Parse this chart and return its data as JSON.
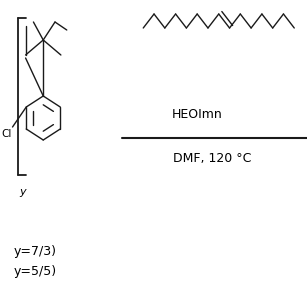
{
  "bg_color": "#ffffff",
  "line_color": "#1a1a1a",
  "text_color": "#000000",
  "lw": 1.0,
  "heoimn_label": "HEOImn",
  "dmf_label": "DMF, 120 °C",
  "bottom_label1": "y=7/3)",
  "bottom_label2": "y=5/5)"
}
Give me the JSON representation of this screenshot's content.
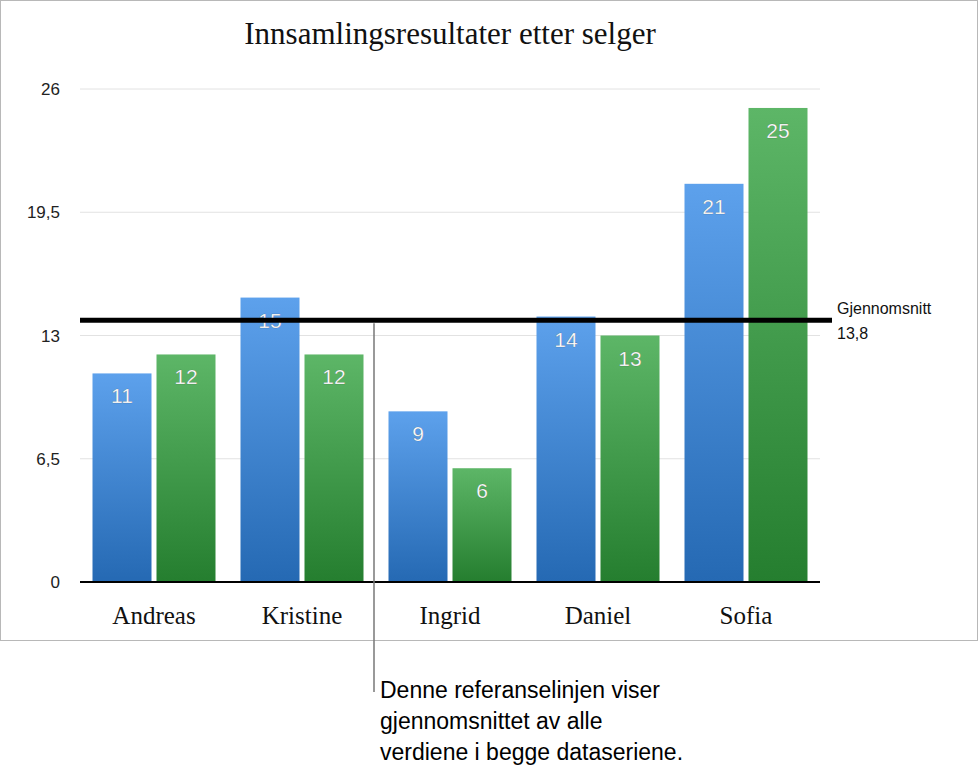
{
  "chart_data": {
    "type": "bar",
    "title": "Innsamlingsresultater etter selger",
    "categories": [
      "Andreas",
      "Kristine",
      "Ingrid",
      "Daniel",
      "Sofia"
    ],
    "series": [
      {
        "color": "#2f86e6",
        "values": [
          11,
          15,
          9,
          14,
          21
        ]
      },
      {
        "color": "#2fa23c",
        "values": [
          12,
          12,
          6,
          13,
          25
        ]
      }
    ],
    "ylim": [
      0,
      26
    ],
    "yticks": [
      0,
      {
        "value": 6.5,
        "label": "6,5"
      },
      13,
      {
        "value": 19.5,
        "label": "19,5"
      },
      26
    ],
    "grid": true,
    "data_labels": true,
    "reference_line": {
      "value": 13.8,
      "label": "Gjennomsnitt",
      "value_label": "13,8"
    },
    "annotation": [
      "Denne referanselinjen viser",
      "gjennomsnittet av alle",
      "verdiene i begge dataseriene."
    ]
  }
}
___
**THE TASK:** Using the records above, gather all lines where the string "this" is present.

**TASK OUTPUT:**
Parse this chart and return its data as JSON.
Give me the JSON representation of this screenshot's content.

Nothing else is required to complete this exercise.